## begin SUPPLIED RECORDS
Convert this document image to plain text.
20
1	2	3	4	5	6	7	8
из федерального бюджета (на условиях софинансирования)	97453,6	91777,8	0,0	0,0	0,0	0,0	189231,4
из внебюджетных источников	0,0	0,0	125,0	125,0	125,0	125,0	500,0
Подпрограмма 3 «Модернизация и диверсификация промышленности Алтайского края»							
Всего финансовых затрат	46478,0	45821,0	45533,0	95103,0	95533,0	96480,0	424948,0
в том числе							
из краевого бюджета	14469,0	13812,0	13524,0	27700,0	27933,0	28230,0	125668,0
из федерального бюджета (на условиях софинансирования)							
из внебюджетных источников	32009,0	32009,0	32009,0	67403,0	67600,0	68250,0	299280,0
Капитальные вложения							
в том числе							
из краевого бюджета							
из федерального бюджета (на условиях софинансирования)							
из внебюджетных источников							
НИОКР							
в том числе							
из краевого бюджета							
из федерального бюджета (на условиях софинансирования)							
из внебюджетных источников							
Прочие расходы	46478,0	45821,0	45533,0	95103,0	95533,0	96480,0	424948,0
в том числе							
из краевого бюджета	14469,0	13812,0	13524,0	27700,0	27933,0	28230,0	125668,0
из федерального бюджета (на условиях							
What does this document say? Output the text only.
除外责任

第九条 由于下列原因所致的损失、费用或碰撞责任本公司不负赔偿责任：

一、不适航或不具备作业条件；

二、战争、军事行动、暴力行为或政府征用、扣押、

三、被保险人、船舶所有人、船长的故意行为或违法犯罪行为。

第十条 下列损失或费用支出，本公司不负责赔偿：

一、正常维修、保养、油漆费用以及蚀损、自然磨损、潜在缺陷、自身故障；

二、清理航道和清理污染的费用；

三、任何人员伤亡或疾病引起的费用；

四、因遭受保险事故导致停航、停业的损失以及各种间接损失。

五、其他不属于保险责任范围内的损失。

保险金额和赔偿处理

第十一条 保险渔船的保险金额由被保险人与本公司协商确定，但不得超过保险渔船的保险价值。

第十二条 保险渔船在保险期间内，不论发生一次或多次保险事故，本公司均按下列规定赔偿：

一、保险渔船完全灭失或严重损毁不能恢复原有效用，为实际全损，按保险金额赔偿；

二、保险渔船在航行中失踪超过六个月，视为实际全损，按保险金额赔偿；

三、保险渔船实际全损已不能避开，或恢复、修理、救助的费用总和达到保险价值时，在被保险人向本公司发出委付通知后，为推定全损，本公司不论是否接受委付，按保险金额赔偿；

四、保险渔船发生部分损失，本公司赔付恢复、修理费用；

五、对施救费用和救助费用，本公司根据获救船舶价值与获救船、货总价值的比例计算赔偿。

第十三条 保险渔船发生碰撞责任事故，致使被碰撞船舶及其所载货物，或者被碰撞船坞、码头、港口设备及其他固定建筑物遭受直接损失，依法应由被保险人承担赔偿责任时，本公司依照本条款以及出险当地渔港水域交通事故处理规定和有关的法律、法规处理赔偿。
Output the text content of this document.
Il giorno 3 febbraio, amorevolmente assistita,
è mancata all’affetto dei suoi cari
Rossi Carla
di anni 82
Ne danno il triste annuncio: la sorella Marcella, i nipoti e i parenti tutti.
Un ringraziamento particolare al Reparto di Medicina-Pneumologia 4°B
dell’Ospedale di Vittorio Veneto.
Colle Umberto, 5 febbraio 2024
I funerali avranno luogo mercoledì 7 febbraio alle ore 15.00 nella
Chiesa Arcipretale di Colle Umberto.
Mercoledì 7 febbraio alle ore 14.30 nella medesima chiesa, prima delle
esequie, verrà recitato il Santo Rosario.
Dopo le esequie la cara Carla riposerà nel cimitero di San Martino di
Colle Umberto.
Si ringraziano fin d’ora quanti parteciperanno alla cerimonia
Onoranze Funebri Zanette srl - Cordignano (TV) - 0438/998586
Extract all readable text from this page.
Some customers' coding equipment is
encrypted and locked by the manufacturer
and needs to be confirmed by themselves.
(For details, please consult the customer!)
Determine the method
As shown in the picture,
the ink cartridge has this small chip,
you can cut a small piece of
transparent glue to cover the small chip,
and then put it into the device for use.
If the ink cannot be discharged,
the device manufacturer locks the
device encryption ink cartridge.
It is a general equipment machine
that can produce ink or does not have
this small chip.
## end SUPPLIED RECORDS
-- INSTRUCTION --
Each line holding the word "manufacturer" counts once; report the total and nothing else.

-- OUTPUT FOR THIS TASK --
2